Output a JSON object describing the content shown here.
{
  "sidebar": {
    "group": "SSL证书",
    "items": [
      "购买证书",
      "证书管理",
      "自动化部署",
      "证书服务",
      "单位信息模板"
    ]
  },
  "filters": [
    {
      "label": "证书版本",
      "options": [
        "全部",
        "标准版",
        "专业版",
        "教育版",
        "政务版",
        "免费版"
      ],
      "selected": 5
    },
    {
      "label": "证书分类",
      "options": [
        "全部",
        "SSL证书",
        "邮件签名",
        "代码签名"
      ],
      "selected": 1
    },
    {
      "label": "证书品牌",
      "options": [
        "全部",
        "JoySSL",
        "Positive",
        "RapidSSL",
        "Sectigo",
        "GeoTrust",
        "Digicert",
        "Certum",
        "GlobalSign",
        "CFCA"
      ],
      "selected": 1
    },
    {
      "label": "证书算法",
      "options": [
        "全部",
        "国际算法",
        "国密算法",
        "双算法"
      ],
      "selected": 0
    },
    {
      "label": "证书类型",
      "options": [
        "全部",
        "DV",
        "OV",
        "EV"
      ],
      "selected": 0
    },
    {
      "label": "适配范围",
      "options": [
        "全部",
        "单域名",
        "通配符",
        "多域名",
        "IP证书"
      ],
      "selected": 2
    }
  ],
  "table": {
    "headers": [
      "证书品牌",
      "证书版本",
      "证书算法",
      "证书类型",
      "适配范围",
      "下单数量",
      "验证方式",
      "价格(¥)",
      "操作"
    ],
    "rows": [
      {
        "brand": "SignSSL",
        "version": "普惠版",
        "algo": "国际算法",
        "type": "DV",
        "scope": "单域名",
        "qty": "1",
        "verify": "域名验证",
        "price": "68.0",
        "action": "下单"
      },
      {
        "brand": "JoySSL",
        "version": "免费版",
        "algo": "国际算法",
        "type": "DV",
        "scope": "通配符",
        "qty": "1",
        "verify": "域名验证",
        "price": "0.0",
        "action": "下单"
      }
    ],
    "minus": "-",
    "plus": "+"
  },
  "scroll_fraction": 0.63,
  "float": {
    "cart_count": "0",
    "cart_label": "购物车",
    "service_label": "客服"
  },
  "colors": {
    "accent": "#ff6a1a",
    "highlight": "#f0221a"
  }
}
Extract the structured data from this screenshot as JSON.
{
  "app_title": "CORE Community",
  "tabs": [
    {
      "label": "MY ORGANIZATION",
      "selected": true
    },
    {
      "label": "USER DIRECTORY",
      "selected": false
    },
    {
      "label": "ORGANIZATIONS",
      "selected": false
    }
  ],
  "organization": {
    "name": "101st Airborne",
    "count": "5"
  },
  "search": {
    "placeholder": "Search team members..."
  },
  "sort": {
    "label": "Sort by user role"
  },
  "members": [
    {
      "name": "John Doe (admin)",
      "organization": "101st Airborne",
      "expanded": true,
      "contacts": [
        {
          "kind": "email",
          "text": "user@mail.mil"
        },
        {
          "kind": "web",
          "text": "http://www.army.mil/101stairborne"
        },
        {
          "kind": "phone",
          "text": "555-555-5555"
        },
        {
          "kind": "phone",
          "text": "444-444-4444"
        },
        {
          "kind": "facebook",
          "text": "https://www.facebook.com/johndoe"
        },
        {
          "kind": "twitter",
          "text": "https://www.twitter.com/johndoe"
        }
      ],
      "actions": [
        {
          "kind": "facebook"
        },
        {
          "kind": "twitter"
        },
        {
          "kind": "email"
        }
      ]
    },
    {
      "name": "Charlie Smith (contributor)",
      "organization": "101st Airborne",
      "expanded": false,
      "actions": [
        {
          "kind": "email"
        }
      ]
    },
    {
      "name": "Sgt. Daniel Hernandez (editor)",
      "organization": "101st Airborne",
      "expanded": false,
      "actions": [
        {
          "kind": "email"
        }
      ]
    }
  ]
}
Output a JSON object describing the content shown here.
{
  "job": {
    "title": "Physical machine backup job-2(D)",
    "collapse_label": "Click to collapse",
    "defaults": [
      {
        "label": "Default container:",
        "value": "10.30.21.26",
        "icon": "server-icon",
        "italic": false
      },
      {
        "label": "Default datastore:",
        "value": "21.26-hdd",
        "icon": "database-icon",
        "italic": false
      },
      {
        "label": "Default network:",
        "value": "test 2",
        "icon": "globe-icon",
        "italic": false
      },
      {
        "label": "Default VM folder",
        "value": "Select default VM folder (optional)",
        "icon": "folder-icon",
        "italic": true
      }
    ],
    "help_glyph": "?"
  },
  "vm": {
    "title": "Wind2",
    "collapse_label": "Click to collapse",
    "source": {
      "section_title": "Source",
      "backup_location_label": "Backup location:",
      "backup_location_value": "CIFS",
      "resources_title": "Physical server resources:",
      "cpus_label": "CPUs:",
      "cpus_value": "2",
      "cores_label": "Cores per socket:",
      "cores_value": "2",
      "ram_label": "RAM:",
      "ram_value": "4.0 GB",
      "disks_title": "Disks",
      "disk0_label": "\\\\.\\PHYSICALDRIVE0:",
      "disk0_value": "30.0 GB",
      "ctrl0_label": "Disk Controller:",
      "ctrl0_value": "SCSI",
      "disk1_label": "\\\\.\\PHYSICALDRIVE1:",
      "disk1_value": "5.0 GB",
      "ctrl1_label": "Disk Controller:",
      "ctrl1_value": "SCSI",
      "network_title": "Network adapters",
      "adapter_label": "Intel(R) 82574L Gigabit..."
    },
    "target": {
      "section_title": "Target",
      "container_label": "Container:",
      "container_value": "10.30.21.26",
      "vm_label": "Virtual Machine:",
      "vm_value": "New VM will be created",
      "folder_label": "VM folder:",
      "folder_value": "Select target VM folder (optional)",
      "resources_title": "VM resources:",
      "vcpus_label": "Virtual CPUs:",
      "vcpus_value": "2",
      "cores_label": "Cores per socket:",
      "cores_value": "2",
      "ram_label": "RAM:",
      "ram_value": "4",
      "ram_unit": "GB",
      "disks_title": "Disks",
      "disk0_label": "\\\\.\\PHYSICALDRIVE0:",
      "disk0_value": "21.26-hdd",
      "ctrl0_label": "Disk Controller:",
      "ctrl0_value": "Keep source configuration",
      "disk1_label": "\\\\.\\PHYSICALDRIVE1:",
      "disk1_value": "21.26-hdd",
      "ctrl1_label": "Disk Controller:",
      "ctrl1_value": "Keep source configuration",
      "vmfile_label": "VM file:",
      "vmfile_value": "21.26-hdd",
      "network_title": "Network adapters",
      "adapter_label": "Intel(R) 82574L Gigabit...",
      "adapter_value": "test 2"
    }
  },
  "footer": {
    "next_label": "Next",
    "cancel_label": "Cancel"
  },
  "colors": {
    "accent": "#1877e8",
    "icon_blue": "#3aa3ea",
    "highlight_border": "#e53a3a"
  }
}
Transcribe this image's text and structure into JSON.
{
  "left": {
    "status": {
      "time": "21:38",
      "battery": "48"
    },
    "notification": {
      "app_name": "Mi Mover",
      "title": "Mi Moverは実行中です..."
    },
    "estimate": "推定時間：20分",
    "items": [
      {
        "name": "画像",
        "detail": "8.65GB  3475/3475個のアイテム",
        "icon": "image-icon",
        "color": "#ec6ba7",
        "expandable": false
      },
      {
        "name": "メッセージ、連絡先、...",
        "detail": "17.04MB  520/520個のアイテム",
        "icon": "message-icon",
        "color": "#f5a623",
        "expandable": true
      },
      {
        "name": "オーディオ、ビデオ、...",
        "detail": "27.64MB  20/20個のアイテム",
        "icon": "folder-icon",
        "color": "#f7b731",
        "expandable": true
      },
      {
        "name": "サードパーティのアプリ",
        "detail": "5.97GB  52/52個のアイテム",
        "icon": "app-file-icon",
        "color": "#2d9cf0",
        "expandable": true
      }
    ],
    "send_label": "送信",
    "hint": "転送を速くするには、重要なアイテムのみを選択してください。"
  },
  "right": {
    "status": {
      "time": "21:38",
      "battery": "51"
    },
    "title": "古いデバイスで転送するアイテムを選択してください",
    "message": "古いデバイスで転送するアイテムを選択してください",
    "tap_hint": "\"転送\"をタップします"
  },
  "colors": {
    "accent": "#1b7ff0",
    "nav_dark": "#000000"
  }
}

----

— Exercise description —
Where a line above holds the string "configuration", show that line.

— Task response —
      "ctrl0_value": "Keep source configuration",
      "ctrl1_value": "Keep source configuration",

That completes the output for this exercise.